> SHORT PROBLEM
Give, as a numbered list with blank lines omitted, everything from the start of the entries below down to and including the line that contains "discord-icon[interactable] xyxy=(1885,108,1935,151)".

> RAW RECORDS
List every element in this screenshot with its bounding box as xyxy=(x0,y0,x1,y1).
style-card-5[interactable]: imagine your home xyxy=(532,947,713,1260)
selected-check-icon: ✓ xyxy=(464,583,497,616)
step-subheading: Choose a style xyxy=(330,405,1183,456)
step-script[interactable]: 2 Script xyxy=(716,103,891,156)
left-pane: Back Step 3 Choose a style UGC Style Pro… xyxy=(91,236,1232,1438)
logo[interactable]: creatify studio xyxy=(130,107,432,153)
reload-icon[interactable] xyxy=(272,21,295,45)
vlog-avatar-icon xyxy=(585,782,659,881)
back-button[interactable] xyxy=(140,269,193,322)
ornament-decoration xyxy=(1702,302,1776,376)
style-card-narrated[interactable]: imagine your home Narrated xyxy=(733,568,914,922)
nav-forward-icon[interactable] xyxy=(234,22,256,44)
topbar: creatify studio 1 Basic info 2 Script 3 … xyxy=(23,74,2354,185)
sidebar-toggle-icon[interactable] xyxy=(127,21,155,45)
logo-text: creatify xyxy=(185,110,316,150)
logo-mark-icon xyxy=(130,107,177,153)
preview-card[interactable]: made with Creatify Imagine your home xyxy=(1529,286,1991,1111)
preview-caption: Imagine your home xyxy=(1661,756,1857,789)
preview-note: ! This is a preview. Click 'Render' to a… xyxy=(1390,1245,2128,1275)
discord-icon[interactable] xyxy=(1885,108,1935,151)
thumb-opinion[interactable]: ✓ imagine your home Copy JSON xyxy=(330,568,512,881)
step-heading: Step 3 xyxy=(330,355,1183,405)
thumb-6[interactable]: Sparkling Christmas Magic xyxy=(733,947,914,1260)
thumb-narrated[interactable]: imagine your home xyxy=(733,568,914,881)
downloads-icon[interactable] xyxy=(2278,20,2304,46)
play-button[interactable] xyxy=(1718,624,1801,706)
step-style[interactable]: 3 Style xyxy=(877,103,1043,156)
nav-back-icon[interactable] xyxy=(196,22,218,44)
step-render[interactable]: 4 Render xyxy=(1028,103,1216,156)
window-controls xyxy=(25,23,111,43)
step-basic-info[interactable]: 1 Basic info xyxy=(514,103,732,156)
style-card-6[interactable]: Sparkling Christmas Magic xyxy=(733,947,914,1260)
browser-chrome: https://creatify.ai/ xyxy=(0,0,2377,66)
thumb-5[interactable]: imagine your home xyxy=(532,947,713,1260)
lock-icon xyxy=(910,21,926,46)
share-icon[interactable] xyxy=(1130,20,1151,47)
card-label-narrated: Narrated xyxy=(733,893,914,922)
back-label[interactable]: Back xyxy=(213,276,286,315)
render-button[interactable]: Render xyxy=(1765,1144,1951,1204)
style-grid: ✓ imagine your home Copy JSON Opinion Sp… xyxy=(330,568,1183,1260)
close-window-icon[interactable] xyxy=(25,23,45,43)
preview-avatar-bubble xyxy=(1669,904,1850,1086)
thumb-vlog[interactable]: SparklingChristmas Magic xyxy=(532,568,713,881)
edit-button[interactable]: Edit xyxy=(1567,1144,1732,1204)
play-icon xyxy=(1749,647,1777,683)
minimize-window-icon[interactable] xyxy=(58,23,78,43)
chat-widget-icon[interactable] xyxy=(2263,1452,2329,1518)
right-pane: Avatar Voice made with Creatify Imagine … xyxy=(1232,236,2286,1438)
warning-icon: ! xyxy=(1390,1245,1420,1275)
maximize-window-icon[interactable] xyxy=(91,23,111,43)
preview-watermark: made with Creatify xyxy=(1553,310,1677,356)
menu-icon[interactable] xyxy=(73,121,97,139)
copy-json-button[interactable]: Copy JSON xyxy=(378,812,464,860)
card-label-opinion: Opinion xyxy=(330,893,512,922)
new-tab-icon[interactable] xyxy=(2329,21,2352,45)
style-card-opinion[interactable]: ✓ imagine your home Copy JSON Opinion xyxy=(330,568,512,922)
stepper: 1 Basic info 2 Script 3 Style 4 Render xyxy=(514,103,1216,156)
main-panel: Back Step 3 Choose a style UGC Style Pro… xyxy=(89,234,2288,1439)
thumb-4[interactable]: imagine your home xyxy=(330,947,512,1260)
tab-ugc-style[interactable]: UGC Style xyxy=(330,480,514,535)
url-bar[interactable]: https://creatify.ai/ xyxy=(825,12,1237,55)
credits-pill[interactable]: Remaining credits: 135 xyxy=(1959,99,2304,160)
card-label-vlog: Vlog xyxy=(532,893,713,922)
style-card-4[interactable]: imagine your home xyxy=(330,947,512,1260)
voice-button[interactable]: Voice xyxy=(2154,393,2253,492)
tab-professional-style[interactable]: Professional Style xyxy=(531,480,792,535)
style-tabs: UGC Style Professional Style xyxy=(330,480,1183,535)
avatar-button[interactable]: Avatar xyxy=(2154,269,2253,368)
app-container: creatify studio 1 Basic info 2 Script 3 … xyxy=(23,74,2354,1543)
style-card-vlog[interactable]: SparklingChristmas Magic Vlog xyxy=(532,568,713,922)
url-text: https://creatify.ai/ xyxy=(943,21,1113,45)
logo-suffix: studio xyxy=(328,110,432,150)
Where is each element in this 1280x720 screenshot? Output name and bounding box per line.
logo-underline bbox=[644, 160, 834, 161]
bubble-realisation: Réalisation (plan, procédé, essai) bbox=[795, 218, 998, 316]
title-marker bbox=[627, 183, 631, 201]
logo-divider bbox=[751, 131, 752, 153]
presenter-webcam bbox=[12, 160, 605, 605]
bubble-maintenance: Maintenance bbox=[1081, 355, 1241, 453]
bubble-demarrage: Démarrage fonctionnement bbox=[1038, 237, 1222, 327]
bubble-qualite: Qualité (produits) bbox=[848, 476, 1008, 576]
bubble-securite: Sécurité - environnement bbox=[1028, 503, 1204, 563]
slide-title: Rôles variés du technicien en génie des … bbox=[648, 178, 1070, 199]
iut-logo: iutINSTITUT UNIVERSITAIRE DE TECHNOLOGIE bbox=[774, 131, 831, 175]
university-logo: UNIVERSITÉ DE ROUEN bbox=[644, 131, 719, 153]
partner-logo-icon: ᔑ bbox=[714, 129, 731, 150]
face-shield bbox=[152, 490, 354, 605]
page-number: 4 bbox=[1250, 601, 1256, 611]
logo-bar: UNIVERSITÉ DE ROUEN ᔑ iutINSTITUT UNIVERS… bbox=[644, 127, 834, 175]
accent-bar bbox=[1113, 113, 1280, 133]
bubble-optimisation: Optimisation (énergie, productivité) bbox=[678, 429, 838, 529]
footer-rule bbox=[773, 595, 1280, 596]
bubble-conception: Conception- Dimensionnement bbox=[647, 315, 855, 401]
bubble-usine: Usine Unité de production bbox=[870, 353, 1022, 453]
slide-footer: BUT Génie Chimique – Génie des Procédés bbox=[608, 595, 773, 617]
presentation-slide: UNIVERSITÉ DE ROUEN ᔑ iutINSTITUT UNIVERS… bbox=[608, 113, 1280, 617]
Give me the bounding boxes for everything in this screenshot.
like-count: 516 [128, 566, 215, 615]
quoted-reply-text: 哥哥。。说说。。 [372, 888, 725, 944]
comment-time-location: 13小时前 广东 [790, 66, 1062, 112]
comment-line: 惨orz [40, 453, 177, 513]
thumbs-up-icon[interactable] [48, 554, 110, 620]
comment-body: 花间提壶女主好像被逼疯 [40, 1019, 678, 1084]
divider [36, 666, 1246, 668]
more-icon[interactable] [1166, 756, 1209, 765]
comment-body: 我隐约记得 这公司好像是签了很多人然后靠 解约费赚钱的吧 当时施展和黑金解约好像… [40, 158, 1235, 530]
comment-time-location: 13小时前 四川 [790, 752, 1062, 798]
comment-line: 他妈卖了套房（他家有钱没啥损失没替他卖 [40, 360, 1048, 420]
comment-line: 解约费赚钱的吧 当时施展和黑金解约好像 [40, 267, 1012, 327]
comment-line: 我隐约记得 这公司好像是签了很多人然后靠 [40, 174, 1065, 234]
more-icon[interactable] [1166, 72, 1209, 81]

> ANSWER TO THIS EXERCISE
1. List every element in this screenshot with its bounding box as xyxy=(x0,y0,x1,y1).
2. style-card-5[interactable]: imagine your home xyxy=(532,947,713,1260)
3. selected-check-icon: ✓ xyxy=(464,583,497,616)
4. step-subheading: Choose a style xyxy=(330,405,1183,456)
5. step-script[interactable]: 2 Script xyxy=(716,103,891,156)
6. left-pane: Back Step 3 Choose a style UGC Style Pro… xyxy=(91,236,1232,1438)
7. logo[interactable]: creatify studio xyxy=(130,107,432,153)
8. reload-icon[interactable] xyxy=(272,21,295,45)
9. vlog-avatar-icon xyxy=(585,782,659,881)
10. back-button[interactable] xyxy=(140,269,193,322)
11. ornament-decoration xyxy=(1702,302,1776,376)
12. style-card-narrated[interactable]: imagine your home Narrated xyxy=(733,568,914,922)
13. nav-forward-icon[interactable] xyxy=(234,22,256,44)
14. topbar: creatify studio 1 Basic info 2 Script 3 … xyxy=(23,74,2354,185)
15. sidebar-toggle-icon[interactable] xyxy=(127,21,155,45)
16. logo-text: creatify xyxy=(185,110,316,150)
17. logo-mark-icon xyxy=(130,107,177,153)
18. preview-card[interactable]: made with Creatify Imagine your home xyxy=(1529,286,1991,1111)
19. preview-caption: Imagine your home xyxy=(1661,756,1857,789)
20. preview-note: ! This is a preview. Click 'Render' to a… xyxy=(1390,1245,2128,1275)
21. discord-icon[interactable] xyxy=(1885,108,1935,151)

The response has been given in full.